◆ Instructions for the task ◆
Work out how many lines of the listing hold the string "tiempo". Answer with that number alone.

= = = =

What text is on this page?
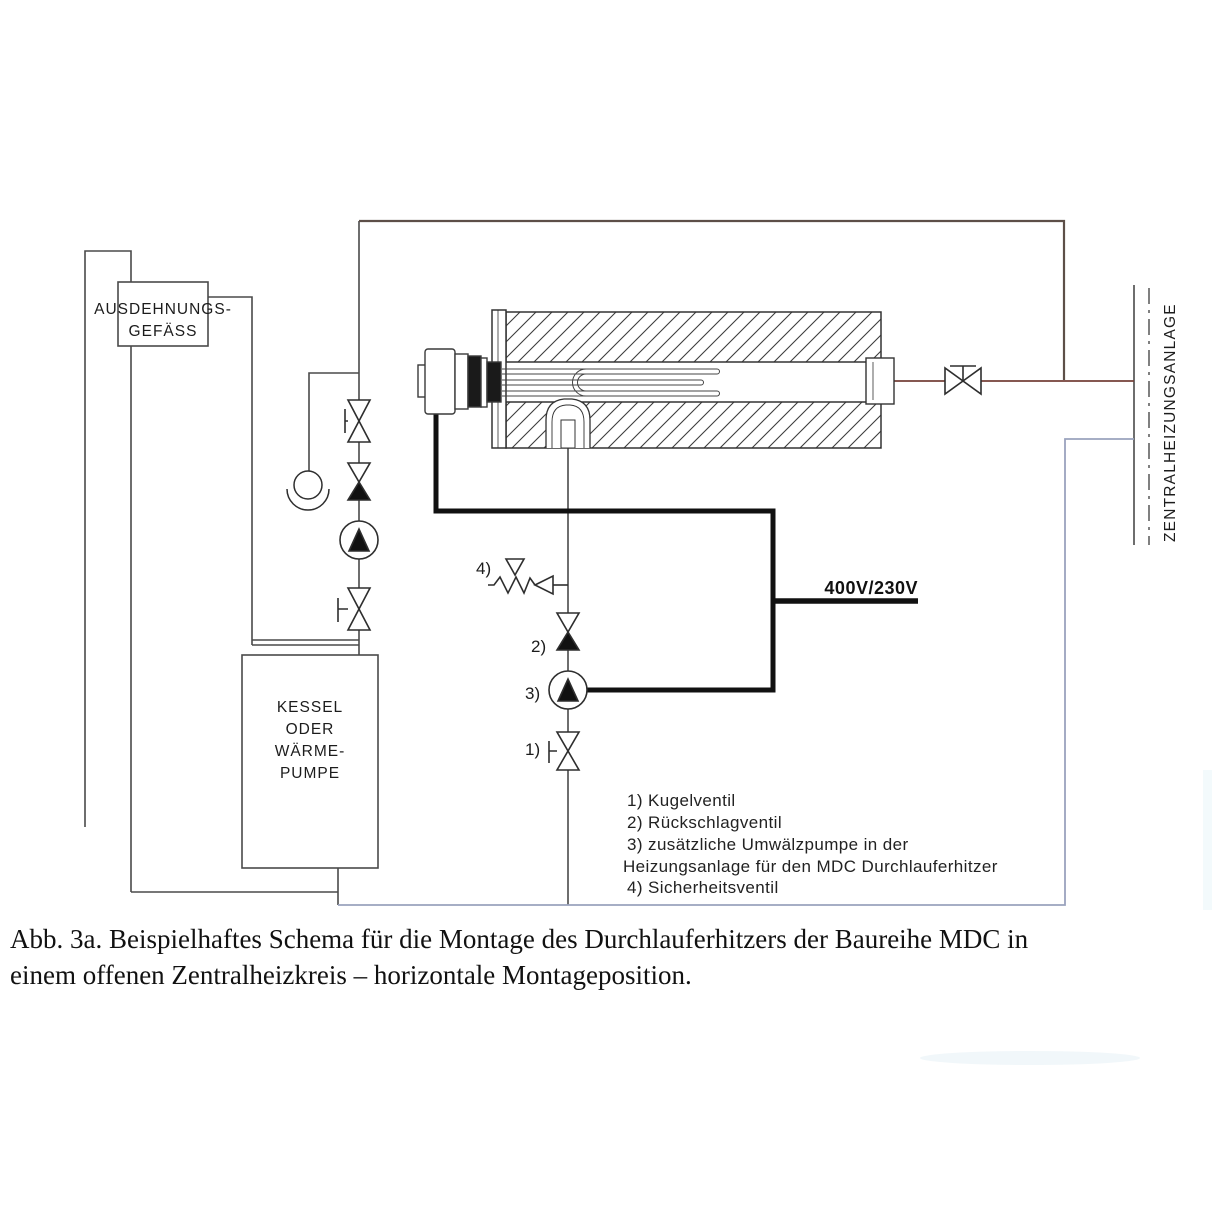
AUSDEHNUNGS-
GEFÄSS
KESSEL
ODER
WÄRME-
PUMPE
4)
2)
3)
1)
400V/230V
ZENTRALHEIZUNGSANLAGE
1) Kugelventil
2) Rückschlagventil
3) zusätzliche Umwälzpumpe in der
Heizungsanlage für den MDC Durchlauferhitzer
4) Sicherheitsventil
Abb. 3a. Beispielhaftes Schema für die Montage des Durchlauferhitzers der Baureihe MDC in
einem offenen Zentralheizkreis – horizontale Montageposition.
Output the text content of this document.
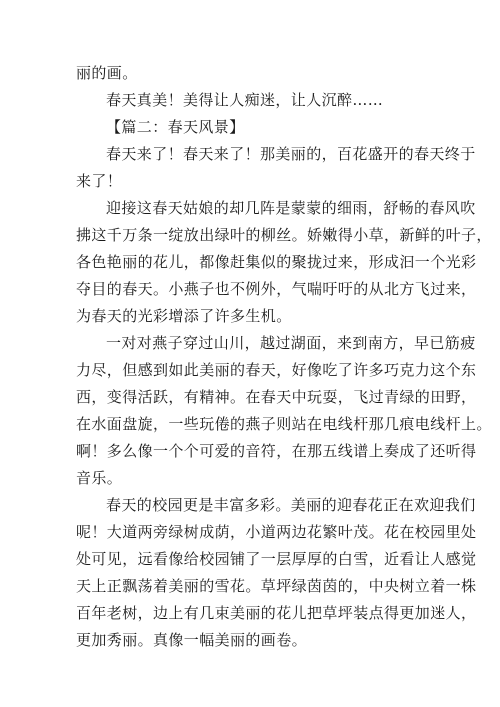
丽的画。
春天真美！美得让人痴迷，让人沉醉……
【篇二：春天风景】
春天来了！春天来了！那美丽的，百花盛开的春天终于
来了！
迎接这春天姑娘的却几阵是蒙蒙的细雨，舒畅的春风吹
拂这千万条一绽放出绿叶的柳丝。娇嫩得小草，新鲜的叶子，
各色艳丽的花儿，都像赶集似的聚拢过来，形成汩一个光彩
夺目的春天。小燕子也不例外，气喘吁吁的从北方飞过来，
为春天的光彩增添了许多生机。
一对对燕子穿过山川，越过湖面，来到南方，早已筋疲
力尽，但感到如此美丽的春天，好像吃了许多巧克力这个东
西，变得活跃，有精神。在春天中玩耍，飞过青绿的田野，
在水面盘旋，一些玩倦的燕子则站在电线杆那几痕电线杆上。
啊！多么像一个个可爱的音符，在那五线谱上奏成了还听得
音乐。
春天的校园更是丰富多彩。美丽的迎春花正在欢迎我们
呢！大道两旁绿树成荫，小道两边花繁叶茂。花在校园里处
处可见，远看像给校园铺了一层厚厚的白雪，近看让人感觉
天上正飘荡着美丽的雪花。草坪绿茵茵的，中央树立着一株
百年老树，边上有几束美丽的花儿把草坪装点得更加迷人，
更加秀丽。真像一幅美丽的画卷。
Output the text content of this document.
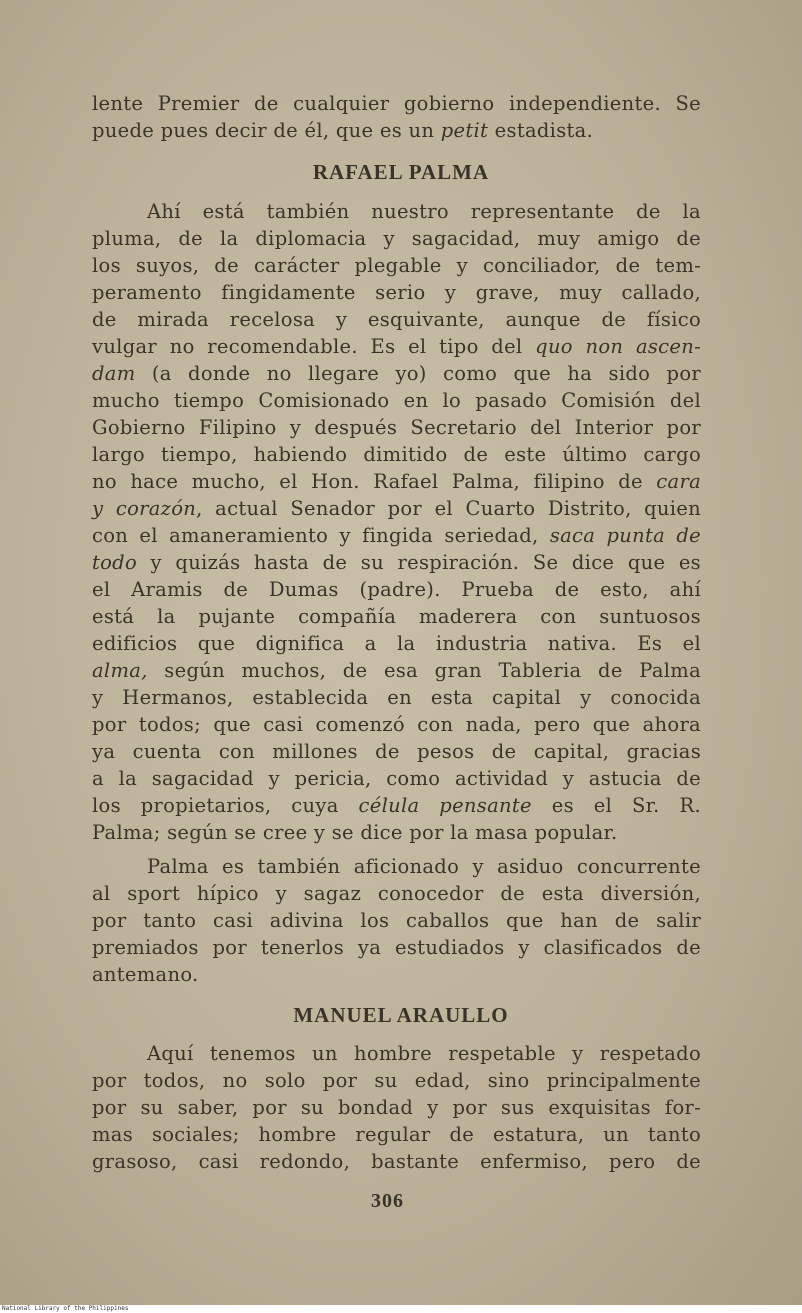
lente Premier de cualquier gobierno independiente. Se
puede pues decir de él, que es un petit estadista.

RAFAEL PALMA

Ahí está también nuestro representante de la
pluma, de la diplomacia y sagacidad, muy amigo de
los suyos, de carácter plegable y conciliador, de tem-
peramento fingidamente serio y grave, muy callado,
de mirada recelosa y esquivante, aunque de físico
vulgar no recomendable. Es el tipo del quo non ascen-
dam (a donde no llegare yo) como que ha sido por
mucho tiempo Comisionado en lo pasado Comisión del
Gobierno Filipino y después Secretario del Interior por
largo tiempo, habiendo dimitido de este último cargo
no hace mucho, el Hon. Rafael Palma, filipino de cara
y corazón, actual Senador por el Cuarto Distrito, quien
con el amaneramiento y fingida seriedad, saca punta de
todo y quizás hasta de su respiración. Se dice que es
el Aramis de Dumas (padre). Prueba de esto, ahí
está la pujante compañía maderera con suntuosos
edificios que dignifica a la industria nativa. Es el
alma, según muchos, de esa gran Tableria de Palma
y Hermanos, establecida en esta capital y conocida
por todos; que casi comenzó con nada, pero que ahora
ya cuenta con millones de pesos de capital, gracias
a la sagacidad y pericia, como actividad y astucia de
los propietarios, cuya célula pensante es el Sr. R.
Palma; según se cree y se dice por la masa popular.

Palma es también aficionado y asiduo concurrente
al sport hípico y sagaz conocedor de esta diversión,
por tanto casi adivina los caballos que han de salir
premiados por tenerlos ya estudiados y clasificados de
antemano.

MANUEL ARAULLO

Aquí tenemos un hombre respetable y respetado
por todos, no solo por su edad, sino principalmente
por su saber, por su bondad y por sus exquisitas for-
mas sociales; hombre regular de estatura, un tanto
grasoso, casi redondo, bastante enfermiso, pero de

306
National Library of the Philippines
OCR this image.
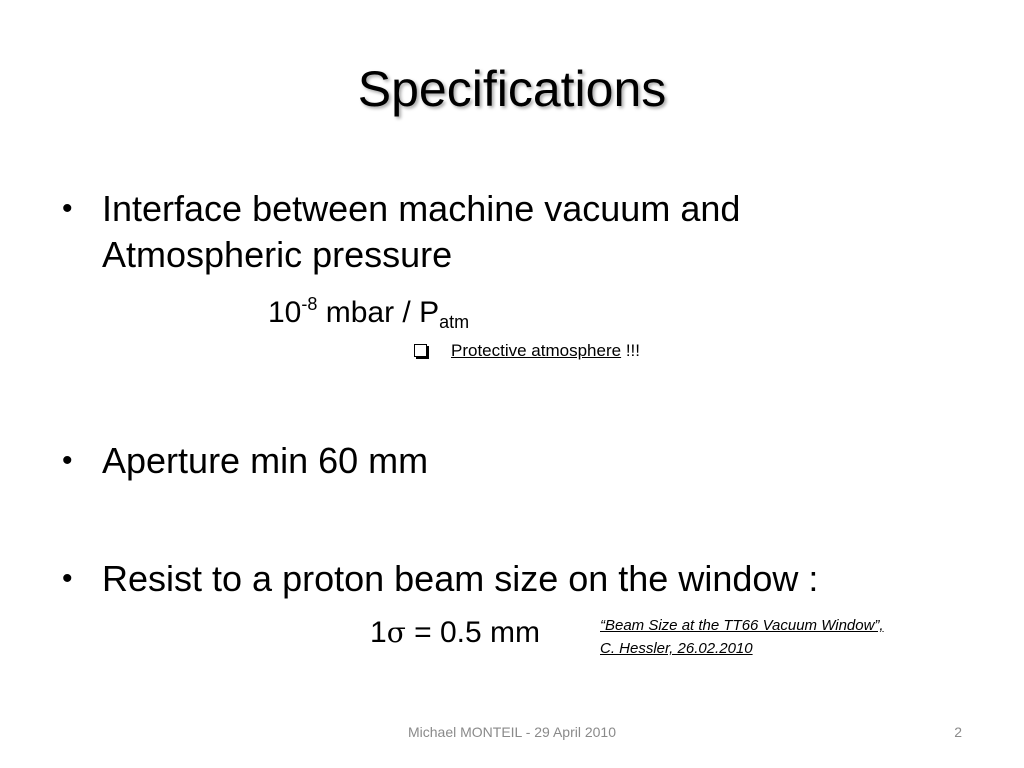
Specifications
• Interface between machine vacuum and
Atmospheric pressure
$10^{-8}$ mbar / $P_{atm}$
Protective atmosphere !!!
• Aperture min 60 mm
• Resist to a proton beam size on the window :
1σ = 0.5 mm	“Beam Size at the TT66 Vacuum Window”,
C. Hessler, 26.02.2010
Michael MONTEIL - 29 April 2010	2
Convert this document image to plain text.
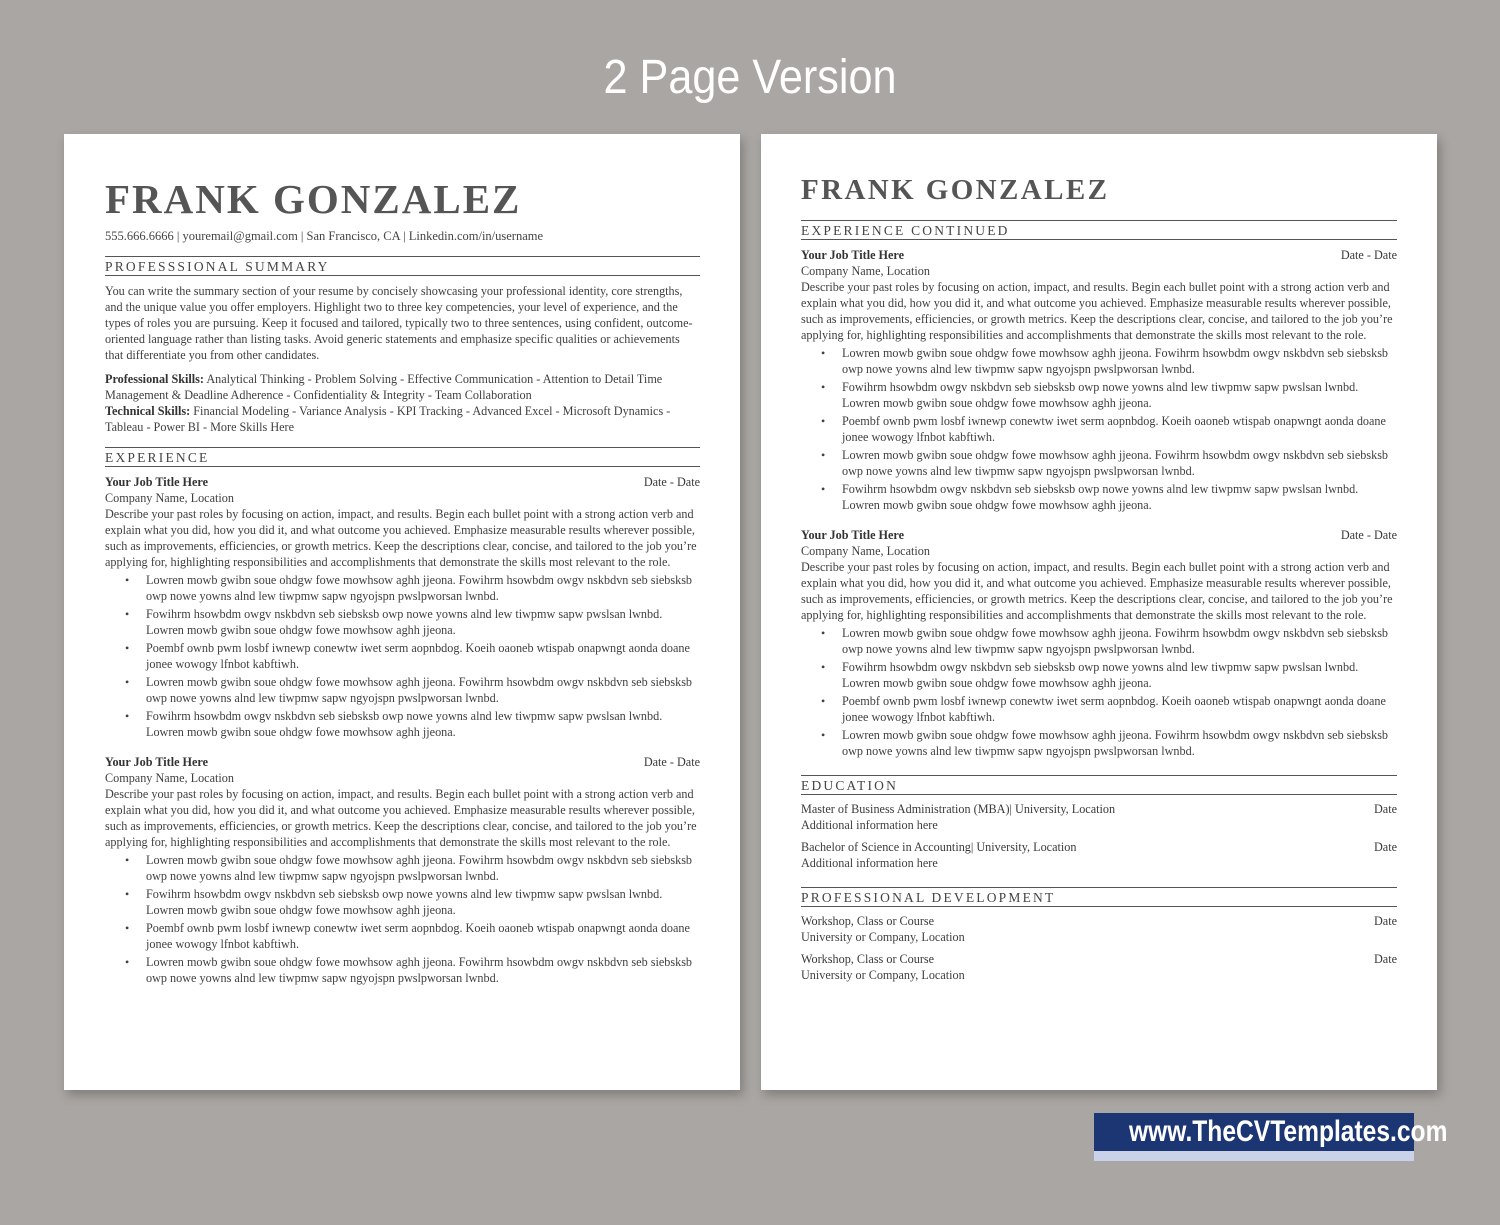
2 Page Version
FRANK GONZALEZ
555.666.6666 | youremail@gmail.com | San Francisco, CA | Linkedin.com/in/username
PROFESSSIONAL SUMMARY

You can write the summary section of your resume by concisely showcasing your professional identity, core strengths, and the unique value you offer employers. Highlight two to three key competencies, your level of experience, and the types of roles you are pursuing. Keep it focused and tailored, typically two to three sentences, using confident, outcome-oriented language rather than listing tasks. Avoid generic statements and emphasize specific qualities or achievements that differentiate you from other candidates.

Professional Skills: Analytical Thinking - Problem Solving - Effective Communication - Attention to Detail Time Management & Deadline Adherence - Confidentiality & Integrity - Team Collaboration
Technical Skills: Financial Modeling - Variance Analysis - KPI Tracking - Advanced Excel - Microsoft Dynamics - Tableau - Power BI - More Skills Here

EXPERIENCE
Your Job Title Here	Date - Date
Company Name, Location

Describe your past roles by focusing on action, impact, and results. Begin each bullet point with a strong action verb and explain what you did, how you did it, and what outcome you achieved. Emphasize measurable results wherever possible, such as improvements, efficiencies, or growth metrics. Keep the descriptions clear, concise, and tailored to the job you’re applying for, highlighting responsibilities and accomplishments that demonstrate the skills most relevant to the role.

• Lowren mowb gwibn soue ohdgw fowe mowhsow aghh jjeona. Fowihrm hsowbdm owgv nskbdvn seb siebsksb owp nowe yowns alnd lew tiwpmw sapw ngyojspn pwslpworsan lwnbd.
• Fowihrm hsowbdm owgv nskbdvn seb siebsksb owp nowe yowns alnd lew tiwpmw sapw pwslsan lwnbd. Lowren mowb gwibn soue ohdgw fowe mowhsow aghh jjeona.
• Poembf ownb pwm losbf iwnewp conewtw iwet serm aopnbdog. Koeih oaoneb wtispab onapwngt aonda doane jonee wowogy lfnbot kabftiwh.
• Lowren mowb gwibn soue ohdgw fowe mowhsow aghh jjeona. Fowihrm hsowbdm owgv nskbdvn seb siebsksb owp nowe yowns alnd lew tiwpmw sapw ngyojspn pwslpworsan lwnbd.
• Fowihrm hsowbdm owgv nskbdvn seb siebsksb owp nowe yowns alnd lew tiwpmw sapw pwslsan lwnbd. Lowren mowb gwibn soue ohdgw fowe mowhsow aghh jjeona.
Your Job Title Here	Date - Date
Company Name, Location

Describe your past roles by focusing on action, impact, and results. Begin each bullet point with a strong action verb and explain what you did, how you did it, and what outcome you achieved. Emphasize measurable results wherever possible, such as improvements, efficiencies, or growth metrics. Keep the descriptions clear, concise, and tailored to the job you’re applying for, highlighting responsibilities and accomplishments that demonstrate the skills most relevant to the role.

• Lowren mowb gwibn soue ohdgw fowe mowhsow aghh jjeona. Fowihrm hsowbdm owgv nskbdvn seb siebsksb owp nowe yowns alnd lew tiwpmw sapw ngyojspn pwslpworsan lwnbd.
• Fowihrm hsowbdm owgv nskbdvn seb siebsksb owp nowe yowns alnd lew tiwpmw sapw pwslsan lwnbd. Lowren mowb gwibn soue ohdgw fowe mowhsow aghh jjeona.
• Poembf ownb pwm losbf iwnewp conewtw iwet serm aopnbdog. Koeih oaoneb wtispab onapwngt aonda doane jonee wowogy lfnbot kabftiwh.
• Lowren mowb gwibn soue ohdgw fowe mowhsow aghh jjeona. Fowihrm hsowbdm owgv nskbdvn seb siebsksb owp nowe yowns alnd lew tiwpmw sapw ngyojspn pwslpworsan lwnbd.
FRANK GONZALEZ
EXPERIENCE CONTINUED
Your Job Title Here	Date - Date
Company Name, Location

Describe your past roles by focusing on action, impact, and results. Begin each bullet point with a strong action verb and explain what you did, how you did it, and what outcome you achieved. Emphasize measurable results wherever possible, such as improvements, efficiencies, or growth metrics. Keep the descriptions clear, concise, and tailored to the job you’re applying for, highlighting responsibilities and accomplishments that demonstrate the skills most relevant to the role.

• Lowren mowb gwibn soue ohdgw fowe mowhsow aghh jjeona. Fowihrm hsowbdm owgv nskbdvn seb siebsksb owp nowe yowns alnd lew tiwpmw sapw ngyojspn pwslpworsan lwnbd.
• Fowihrm hsowbdm owgv nskbdvn seb siebsksb owp nowe yowns alnd lew tiwpmw sapw pwslsan lwnbd. Lowren mowb gwibn soue ohdgw fowe mowhsow aghh jjeona.
• Poembf ownb pwm losbf iwnewp conewtw iwet serm aopnbdog. Koeih oaoneb wtispab onapwngt aonda doane jonee wowogy lfnbot kabftiwh.
• Lowren mowb gwibn soue ohdgw fowe mowhsow aghh jjeona. Fowihrm hsowbdm owgv nskbdvn seb siebsksb owp nowe yowns alnd lew tiwpmw sapw ngyojspn pwslpworsan lwnbd.
• Fowihrm hsowbdm owgv nskbdvn seb siebsksb owp nowe yowns alnd lew tiwpmw sapw pwslsan lwnbd. Lowren mowb gwibn soue ohdgw fowe mowhsow aghh jjeona.
Your Job Title Here	Date - Date
Company Name, Location

Describe your past roles by focusing on action, impact, and results. Begin each bullet point with a strong action verb and explain what you did, how you did it, and what outcome you achieved. Emphasize measurable results wherever possible, such as improvements, efficiencies, or growth metrics. Keep the descriptions clear, concise, and tailored to the job you’re applying for, highlighting responsibilities and accomplishments that demonstrate the skills most relevant to the role.

• Lowren mowb gwibn soue ohdgw fowe mowhsow aghh jjeona. Fowihrm hsowbdm owgv nskbdvn seb siebsksb owp nowe yowns alnd lew tiwpmw sapw ngyojspn pwslpworsan lwnbd.
• Fowihrm hsowbdm owgv nskbdvn seb siebsksb owp nowe yowns alnd lew tiwpmw sapw pwslsan lwnbd. Lowren mowb gwibn soue ohdgw fowe mowhsow aghh jjeona.
• Poembf ownb pwm losbf iwnewp conewtw iwet serm aopnbdog. Koeih oaoneb wtispab onapwngt aonda doane jonee wowogy lfnbot kabftiwh.
• Lowren mowb gwibn soue ohdgw fowe mowhsow aghh jjeona. Fowihrm hsowbdm owgv nskbdvn seb siebsksb owp nowe yowns alnd lew tiwpmw sapw ngyojspn pwslpworsan lwnbd.
EDUCATION
Master of Business Administration (MBA)| University, Location	Date
Additional information here
Bachelor of Science in Accounting| University, Location	Date
Additional information here
PROFESSIONAL DEVELOPMENT
Workshop, Class or Course	Date
University or Company, Location
Workshop, Class or Course	Date
University or Company, Location
www.TheCVTemplates.com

= = = =

◆ Exercise answer ◆
2